Written exercise. Identify and pull out each line of the entries in which "JSON" occurs.

+ + +

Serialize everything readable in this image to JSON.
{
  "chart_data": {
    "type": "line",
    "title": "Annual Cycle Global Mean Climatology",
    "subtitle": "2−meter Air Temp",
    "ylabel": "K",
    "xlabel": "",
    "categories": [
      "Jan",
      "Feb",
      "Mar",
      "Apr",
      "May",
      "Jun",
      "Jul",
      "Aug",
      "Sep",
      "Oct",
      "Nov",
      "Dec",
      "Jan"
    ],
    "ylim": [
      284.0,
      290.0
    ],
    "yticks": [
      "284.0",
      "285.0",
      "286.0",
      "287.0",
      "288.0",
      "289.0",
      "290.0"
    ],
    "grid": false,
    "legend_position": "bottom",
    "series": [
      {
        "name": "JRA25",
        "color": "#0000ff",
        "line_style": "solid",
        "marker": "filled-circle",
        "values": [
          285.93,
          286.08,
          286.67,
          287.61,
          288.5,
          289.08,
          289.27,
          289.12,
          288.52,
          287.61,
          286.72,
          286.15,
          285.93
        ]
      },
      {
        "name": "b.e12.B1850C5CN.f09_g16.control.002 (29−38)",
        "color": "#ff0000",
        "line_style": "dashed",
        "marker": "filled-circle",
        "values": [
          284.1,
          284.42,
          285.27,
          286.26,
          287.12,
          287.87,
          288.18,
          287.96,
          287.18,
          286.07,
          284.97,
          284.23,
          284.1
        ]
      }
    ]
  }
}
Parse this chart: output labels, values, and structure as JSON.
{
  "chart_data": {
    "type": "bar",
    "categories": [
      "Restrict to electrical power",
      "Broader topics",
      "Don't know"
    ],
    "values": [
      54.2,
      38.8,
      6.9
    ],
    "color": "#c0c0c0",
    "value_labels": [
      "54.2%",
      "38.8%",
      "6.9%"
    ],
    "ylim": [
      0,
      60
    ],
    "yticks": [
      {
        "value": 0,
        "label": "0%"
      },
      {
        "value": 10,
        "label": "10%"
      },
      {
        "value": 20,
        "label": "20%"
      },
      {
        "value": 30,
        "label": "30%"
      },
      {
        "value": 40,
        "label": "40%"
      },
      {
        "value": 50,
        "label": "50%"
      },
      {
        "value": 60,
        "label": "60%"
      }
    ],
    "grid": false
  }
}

+ + +

Solution to the problem.
Serialize everything readable in this image to JSON.
Parse this chart: output labels, values, and structure as JSON.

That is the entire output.